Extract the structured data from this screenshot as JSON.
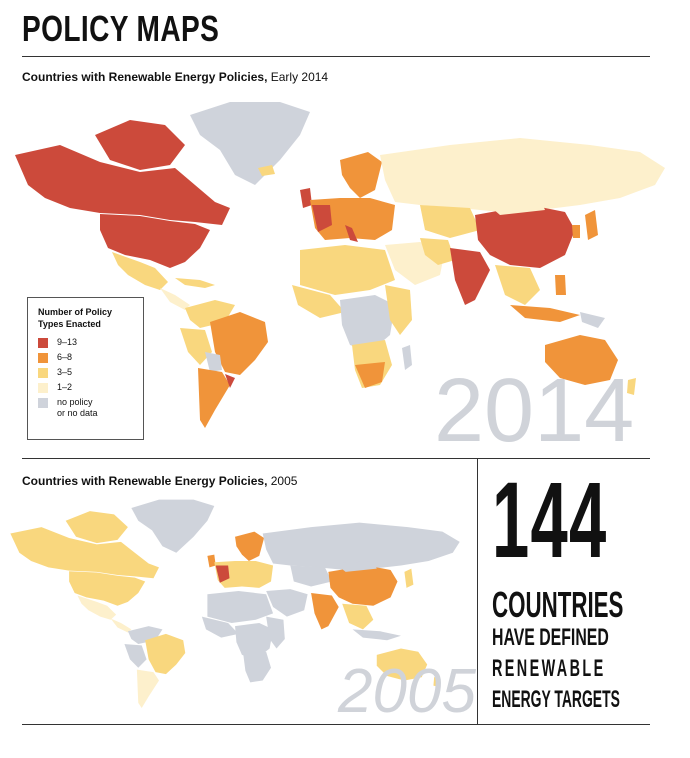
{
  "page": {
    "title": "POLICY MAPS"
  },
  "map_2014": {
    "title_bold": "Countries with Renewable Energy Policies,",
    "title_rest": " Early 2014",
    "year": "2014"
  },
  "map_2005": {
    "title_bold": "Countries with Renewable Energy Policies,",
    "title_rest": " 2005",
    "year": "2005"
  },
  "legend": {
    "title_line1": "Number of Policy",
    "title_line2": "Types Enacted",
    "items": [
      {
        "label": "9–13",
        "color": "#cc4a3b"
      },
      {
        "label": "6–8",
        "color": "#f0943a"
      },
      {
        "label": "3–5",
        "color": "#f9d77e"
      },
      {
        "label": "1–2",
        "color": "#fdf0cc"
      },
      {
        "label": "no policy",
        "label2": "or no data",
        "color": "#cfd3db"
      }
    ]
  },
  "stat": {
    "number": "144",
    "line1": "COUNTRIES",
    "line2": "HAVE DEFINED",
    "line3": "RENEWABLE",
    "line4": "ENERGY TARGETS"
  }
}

□ □ □ □ □ □ □

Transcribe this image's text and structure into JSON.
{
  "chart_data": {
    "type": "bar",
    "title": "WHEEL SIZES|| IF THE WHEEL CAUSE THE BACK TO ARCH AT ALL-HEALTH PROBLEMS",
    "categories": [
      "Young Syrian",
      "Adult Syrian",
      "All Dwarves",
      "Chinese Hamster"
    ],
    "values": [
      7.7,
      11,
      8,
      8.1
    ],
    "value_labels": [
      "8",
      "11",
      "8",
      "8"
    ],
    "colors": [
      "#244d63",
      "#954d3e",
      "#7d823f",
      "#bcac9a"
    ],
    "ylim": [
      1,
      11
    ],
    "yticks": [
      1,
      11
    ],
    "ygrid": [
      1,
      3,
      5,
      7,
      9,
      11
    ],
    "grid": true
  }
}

□ □ □ □ □ □ □

Task brief: Search the data for "JSON". Copy every line that has it.

Answer to the exercise:
Extract the structured data from this screenshot as JSON.
Transcribe this image's text and structure into JSON.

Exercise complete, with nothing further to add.